_WORK TO DO_
Your task is to extract every line from the material below exactly.

=-=-=-=-=

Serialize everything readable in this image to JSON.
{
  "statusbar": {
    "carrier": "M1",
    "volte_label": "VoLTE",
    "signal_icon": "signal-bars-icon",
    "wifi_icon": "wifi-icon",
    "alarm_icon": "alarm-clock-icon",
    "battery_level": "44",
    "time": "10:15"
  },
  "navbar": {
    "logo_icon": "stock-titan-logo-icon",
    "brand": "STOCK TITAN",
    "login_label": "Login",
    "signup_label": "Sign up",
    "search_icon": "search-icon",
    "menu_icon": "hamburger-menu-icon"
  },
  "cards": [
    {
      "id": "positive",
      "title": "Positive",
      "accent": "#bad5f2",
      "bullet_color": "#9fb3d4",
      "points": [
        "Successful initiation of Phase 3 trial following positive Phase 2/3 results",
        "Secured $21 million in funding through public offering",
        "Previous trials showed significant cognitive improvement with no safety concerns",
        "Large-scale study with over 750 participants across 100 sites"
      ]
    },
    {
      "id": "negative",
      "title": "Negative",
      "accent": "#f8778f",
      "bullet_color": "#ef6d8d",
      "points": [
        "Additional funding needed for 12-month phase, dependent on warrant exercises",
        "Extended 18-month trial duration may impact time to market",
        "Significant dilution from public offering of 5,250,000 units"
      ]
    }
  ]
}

=-=-=-=-=

_IN RESPONSE_
Serialize everything readable in this image to JSON.
{
  "statusbar": {
    "carrier": "M1",
    "volte_label": "VoLTE",
    "signal_icon": "signal-bars-icon",
    "wifi_icon": "wifi-icon",
    "alarm_icon": "alarm-clock-icon",
    "battery_level": "44",
    "time": "10:15"
  },
  "navbar": {
    "logo_icon": "stock-titan-logo-icon",
    "brand": "STOCK TITAN",
    "login_label": "Login",
    "signup_label": "Sign up",
    "search_icon": "search-icon",
    "menu_icon": "hamburger-menu-icon"
  },
  "cards": [
    {
      "id": "positive",
      "title": "Positive",
      "accent": "#bad5f2",
      "bullet_color": "#9fb3d4",
      "points": [
        "Successful initiation of Phase 3 trial following positive Phase 2/3 results",
        "Secured $21 million in funding through public offering",
        "Previous trials showed significant cognitive improvement with no safety concerns",
        "Large-scale study with over 750 participants across 100 sites"
      ]
    },
    {
      "id": "negative",
      "title": "Negative",
      "accent": "#f8778f",
      "bullet_color": "#ef6d8d",
      "points": [
        "Additional funding needed for 12-month phase, dependent on warrant exercises",
        "Extended 18-month trial duration may impact time to market",
        "Significant dilution from public offering of 5,250,000 units"
      ]
    }
  ]
}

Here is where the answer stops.